━━━━━ Dataset excerpts ━━━━━

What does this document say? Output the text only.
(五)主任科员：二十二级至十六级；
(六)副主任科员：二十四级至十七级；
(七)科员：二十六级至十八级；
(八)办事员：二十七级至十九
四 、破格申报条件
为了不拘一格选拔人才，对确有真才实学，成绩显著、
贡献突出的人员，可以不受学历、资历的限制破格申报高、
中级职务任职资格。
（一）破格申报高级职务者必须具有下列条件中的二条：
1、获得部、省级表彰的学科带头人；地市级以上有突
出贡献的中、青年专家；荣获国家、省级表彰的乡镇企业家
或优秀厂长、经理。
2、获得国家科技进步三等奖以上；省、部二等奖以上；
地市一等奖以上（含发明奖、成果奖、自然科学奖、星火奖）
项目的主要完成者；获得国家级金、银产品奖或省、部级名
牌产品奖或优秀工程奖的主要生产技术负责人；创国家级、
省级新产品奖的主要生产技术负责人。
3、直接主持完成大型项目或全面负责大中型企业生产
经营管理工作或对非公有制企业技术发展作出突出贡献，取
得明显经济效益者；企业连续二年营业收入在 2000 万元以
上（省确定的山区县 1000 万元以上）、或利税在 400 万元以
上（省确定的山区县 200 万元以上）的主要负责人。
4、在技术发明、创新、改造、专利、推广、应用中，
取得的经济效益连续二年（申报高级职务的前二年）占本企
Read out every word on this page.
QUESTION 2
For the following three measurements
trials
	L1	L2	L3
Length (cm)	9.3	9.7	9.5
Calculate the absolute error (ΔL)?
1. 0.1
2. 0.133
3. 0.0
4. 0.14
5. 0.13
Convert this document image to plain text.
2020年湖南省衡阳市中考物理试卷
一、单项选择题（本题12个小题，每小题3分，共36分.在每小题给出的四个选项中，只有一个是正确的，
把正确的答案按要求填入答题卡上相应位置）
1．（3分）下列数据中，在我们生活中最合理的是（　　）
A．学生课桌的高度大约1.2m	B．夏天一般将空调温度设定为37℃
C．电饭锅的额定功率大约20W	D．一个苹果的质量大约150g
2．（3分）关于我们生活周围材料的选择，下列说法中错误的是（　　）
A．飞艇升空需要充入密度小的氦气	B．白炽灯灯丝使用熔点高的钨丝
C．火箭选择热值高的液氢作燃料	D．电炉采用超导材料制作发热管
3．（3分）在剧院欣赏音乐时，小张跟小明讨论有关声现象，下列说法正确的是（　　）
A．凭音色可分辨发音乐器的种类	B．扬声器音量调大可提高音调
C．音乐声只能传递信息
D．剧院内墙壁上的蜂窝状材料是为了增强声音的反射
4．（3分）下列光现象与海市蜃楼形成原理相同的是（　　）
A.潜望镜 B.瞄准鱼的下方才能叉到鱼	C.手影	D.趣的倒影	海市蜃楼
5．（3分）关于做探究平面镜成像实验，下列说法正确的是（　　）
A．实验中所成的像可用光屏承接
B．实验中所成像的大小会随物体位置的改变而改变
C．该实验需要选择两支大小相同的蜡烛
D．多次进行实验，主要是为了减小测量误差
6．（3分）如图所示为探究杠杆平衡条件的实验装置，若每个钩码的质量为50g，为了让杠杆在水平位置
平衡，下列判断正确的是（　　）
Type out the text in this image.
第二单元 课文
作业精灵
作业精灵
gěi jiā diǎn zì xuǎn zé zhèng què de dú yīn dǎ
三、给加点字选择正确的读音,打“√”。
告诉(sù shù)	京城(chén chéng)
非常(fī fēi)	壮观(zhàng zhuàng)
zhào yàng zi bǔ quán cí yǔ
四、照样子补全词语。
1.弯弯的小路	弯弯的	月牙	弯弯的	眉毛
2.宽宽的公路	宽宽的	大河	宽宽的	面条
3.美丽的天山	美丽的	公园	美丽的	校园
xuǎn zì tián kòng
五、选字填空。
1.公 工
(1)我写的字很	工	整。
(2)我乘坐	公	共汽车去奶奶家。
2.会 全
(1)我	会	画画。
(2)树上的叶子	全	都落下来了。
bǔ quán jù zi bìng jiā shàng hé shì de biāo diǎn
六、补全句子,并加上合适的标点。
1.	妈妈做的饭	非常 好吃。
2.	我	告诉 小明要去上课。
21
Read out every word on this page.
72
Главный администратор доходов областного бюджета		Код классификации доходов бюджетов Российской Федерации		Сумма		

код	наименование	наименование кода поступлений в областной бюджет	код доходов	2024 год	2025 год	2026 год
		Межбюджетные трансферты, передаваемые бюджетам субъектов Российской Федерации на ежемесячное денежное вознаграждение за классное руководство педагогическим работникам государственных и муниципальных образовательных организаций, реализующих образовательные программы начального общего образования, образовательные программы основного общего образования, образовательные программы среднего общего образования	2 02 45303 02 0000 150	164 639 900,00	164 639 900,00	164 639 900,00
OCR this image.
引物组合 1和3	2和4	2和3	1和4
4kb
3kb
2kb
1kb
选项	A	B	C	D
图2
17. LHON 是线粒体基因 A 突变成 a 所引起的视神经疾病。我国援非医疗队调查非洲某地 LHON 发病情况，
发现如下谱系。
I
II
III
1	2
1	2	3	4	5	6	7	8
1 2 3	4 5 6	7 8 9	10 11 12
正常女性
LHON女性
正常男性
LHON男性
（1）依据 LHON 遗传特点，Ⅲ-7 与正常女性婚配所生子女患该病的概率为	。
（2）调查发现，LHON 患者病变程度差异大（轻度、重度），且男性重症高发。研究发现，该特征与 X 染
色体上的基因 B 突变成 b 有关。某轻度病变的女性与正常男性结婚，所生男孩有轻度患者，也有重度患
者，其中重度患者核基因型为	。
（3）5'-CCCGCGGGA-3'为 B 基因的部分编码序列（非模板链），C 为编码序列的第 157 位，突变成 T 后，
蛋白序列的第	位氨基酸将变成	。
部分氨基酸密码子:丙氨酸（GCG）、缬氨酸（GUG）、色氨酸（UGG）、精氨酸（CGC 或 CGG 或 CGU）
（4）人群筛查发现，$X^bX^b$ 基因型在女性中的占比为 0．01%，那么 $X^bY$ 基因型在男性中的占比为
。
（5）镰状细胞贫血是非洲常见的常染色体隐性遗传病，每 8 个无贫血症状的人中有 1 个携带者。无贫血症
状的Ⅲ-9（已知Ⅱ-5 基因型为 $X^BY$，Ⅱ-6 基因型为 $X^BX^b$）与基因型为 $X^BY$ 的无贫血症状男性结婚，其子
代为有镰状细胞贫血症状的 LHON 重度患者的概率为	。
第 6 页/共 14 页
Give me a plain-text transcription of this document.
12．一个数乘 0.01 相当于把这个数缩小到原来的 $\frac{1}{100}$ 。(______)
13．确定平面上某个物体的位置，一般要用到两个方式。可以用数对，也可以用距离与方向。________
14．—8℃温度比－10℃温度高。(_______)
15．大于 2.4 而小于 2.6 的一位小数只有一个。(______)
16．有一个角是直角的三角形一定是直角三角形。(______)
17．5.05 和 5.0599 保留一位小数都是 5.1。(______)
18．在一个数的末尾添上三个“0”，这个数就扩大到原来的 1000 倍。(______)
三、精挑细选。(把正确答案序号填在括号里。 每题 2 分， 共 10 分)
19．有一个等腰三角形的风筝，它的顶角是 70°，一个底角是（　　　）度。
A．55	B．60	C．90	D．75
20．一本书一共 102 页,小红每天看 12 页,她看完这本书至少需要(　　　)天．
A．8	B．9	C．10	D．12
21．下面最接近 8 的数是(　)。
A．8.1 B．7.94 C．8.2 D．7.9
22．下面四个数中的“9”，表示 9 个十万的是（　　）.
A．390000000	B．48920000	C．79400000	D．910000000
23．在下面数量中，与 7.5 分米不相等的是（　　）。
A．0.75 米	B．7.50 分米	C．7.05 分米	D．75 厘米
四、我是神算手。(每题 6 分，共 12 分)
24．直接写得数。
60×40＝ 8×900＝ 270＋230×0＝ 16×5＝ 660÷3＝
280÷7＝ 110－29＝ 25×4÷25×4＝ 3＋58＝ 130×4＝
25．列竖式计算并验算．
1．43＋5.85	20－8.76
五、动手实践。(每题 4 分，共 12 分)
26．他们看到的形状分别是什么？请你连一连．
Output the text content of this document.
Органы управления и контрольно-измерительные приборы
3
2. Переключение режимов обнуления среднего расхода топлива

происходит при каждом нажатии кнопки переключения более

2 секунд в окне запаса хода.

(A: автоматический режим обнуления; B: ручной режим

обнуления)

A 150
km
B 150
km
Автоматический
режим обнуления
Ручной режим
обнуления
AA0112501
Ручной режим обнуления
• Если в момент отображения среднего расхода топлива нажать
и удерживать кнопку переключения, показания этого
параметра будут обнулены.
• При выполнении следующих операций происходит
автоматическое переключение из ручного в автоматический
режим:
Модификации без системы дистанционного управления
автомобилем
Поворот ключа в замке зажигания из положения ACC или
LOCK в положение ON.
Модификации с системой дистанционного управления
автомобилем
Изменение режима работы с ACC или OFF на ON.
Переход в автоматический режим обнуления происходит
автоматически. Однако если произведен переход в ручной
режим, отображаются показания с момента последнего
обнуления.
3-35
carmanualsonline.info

━━━━━

* **Written exercise**: Within the records above, how many lines include the word "переключения"? State the number by itself.

* **Task response**: 2